### DATASET RECORDS
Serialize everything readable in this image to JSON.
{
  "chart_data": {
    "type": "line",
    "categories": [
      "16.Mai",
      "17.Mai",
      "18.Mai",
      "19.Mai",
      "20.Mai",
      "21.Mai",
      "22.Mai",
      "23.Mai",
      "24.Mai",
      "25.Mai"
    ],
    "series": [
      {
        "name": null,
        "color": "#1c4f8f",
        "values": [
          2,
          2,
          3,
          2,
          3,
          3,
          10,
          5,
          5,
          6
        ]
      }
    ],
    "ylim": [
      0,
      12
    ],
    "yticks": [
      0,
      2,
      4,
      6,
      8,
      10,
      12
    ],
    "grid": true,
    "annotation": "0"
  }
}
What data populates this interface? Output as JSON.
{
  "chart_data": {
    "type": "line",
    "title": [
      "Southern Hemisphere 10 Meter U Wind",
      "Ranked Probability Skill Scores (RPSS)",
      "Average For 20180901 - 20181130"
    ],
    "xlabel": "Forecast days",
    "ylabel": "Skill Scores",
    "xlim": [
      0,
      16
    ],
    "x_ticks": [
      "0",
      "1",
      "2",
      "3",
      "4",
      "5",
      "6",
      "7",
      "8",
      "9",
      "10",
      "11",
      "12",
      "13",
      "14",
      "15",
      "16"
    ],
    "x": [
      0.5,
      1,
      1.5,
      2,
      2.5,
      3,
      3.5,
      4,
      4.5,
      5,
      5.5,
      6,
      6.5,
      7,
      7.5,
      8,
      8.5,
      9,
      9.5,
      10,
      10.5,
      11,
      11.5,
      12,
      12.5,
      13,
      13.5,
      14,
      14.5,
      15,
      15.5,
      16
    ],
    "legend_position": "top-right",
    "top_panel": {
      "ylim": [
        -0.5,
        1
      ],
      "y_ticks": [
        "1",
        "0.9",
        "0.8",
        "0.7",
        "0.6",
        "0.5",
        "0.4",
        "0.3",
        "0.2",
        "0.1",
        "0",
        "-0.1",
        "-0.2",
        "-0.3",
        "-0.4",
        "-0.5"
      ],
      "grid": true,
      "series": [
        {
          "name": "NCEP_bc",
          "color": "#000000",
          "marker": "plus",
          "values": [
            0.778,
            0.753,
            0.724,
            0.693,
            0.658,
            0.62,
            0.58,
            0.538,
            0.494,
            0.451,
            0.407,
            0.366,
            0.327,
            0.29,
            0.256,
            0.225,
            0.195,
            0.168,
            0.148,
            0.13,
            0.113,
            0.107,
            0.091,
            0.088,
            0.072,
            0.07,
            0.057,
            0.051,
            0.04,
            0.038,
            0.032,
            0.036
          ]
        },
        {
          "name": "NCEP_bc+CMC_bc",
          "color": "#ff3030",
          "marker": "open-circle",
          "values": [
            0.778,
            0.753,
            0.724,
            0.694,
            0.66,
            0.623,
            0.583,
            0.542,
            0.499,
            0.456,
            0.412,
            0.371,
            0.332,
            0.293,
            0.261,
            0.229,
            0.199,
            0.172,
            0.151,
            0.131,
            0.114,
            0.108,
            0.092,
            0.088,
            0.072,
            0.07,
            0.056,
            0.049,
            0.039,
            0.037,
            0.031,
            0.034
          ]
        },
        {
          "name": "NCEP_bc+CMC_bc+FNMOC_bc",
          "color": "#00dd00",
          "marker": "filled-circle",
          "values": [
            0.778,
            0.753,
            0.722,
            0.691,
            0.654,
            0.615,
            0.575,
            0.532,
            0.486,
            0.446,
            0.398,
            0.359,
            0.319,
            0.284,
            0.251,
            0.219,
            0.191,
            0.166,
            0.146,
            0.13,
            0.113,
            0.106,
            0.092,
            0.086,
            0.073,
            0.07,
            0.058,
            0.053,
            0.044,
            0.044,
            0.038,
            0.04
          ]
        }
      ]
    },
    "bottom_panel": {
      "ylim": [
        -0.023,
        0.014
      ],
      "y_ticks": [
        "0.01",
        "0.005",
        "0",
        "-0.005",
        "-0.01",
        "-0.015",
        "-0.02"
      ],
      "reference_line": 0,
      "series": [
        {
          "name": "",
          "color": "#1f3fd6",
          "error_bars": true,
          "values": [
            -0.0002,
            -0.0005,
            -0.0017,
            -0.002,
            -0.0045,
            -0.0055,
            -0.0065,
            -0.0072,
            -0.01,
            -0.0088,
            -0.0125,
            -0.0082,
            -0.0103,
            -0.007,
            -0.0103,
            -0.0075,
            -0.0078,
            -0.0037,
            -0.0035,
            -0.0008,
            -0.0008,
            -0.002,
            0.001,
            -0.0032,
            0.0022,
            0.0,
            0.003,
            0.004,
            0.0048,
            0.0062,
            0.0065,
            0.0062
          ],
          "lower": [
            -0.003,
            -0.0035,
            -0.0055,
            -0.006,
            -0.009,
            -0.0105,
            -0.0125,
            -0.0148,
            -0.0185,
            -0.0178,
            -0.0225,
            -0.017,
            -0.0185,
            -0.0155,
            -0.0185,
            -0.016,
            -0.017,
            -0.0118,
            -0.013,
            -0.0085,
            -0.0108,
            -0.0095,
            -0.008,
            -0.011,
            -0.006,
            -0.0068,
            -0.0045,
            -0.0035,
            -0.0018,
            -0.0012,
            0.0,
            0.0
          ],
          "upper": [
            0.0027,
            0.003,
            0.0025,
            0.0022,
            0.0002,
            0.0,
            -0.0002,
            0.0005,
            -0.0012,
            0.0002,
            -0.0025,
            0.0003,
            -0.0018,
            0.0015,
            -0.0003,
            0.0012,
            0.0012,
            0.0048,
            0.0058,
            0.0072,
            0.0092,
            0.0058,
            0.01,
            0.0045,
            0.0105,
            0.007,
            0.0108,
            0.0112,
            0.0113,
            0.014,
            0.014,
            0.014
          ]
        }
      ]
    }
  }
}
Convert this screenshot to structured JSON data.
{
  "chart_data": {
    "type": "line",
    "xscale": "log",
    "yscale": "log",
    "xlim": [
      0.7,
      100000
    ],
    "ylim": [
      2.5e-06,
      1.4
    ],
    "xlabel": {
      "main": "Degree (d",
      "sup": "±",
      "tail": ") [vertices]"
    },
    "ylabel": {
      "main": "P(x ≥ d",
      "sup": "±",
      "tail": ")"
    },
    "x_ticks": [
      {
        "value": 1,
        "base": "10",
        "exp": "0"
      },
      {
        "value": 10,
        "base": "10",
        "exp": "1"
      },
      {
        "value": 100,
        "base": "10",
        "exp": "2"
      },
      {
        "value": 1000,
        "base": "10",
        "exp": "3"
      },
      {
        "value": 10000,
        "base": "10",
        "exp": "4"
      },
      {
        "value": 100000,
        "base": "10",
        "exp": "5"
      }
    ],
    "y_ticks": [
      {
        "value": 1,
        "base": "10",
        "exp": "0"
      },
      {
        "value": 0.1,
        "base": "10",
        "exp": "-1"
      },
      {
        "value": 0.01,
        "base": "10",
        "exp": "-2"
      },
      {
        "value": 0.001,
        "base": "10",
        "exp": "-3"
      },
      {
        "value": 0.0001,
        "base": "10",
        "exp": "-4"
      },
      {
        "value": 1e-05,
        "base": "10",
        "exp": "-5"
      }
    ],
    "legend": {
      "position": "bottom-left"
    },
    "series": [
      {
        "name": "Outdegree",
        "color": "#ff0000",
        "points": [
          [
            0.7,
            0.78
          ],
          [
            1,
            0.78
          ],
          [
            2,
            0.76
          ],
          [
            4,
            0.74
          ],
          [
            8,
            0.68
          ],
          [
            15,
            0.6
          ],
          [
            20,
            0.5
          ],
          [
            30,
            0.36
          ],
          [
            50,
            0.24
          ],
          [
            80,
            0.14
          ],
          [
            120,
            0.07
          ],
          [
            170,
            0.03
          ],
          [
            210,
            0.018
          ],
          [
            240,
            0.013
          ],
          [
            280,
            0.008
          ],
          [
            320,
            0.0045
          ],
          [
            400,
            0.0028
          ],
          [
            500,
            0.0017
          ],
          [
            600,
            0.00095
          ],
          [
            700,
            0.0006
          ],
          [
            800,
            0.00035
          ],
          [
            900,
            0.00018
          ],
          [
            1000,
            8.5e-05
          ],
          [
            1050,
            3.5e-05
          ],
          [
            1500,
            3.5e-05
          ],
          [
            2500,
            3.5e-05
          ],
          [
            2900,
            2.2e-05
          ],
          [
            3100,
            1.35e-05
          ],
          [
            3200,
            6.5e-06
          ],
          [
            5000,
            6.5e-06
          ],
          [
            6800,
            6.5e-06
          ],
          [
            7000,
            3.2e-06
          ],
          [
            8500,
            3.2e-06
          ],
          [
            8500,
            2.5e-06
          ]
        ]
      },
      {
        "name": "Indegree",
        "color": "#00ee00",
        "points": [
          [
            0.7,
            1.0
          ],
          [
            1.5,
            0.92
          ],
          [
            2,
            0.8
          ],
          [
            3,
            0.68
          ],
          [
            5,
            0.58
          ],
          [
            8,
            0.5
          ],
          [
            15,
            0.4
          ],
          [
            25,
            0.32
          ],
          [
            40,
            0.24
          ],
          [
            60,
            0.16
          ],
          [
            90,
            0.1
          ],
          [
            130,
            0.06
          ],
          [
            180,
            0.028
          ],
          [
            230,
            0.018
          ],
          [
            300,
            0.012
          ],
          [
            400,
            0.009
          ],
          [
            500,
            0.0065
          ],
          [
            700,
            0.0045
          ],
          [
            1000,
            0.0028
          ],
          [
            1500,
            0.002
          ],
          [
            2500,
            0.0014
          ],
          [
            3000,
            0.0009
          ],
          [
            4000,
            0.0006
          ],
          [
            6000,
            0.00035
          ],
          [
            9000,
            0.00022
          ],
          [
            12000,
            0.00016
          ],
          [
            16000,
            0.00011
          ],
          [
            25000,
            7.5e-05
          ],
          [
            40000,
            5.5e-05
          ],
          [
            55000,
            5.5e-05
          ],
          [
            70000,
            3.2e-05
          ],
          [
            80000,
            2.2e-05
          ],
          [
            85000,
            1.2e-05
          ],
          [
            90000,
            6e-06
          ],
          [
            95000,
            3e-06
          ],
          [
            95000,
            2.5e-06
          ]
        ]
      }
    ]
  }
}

### WORK REQUIRED
Copy out each line in the listing that has the word "color".

### ANSWER TO THIS PROBLEM
        "color": "#1c4f8f",
          "color": "#000000",
          "color": "#ff3030",
          "color": "#00dd00",
          "color": "#1f3fd6",
        "color": "#ff0000",
        "color": "#00ee00",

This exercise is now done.